══ Exercise materials ══

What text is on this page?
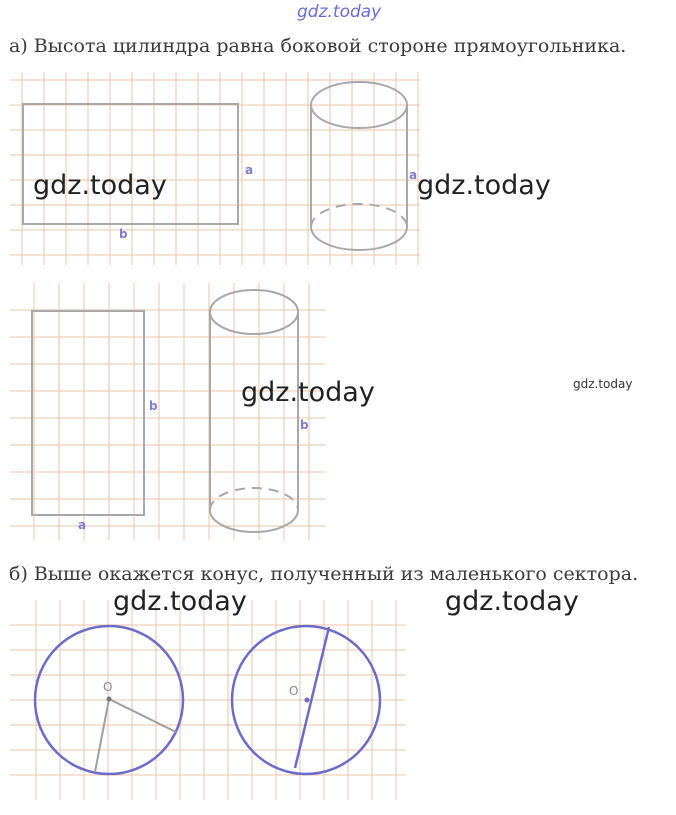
gdz.today
а) Высота цилиндра равна боковой стороне прямоугольника.
a
b
a
b
a
b
gdz.today	gdz.today
gdz.today	gdz.today
gdz.today	gdz.today
б) Выше окажется конус, полученный из маленького сектора.
O	O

═══

**Problem:** In your copy, repeat each record exactly and include no pictures.

**Written solution:**
What text is on this page?
gdz.today
а) Высота цилиндра равна боковой стороне прямоугольника.
a
b
a
b
a
b
gdz.today	gdz.today
gdz.today	gdz.today
gdz.today	gdz.today
б) Выше окажется конус, полученный из маленького сектора.
O	O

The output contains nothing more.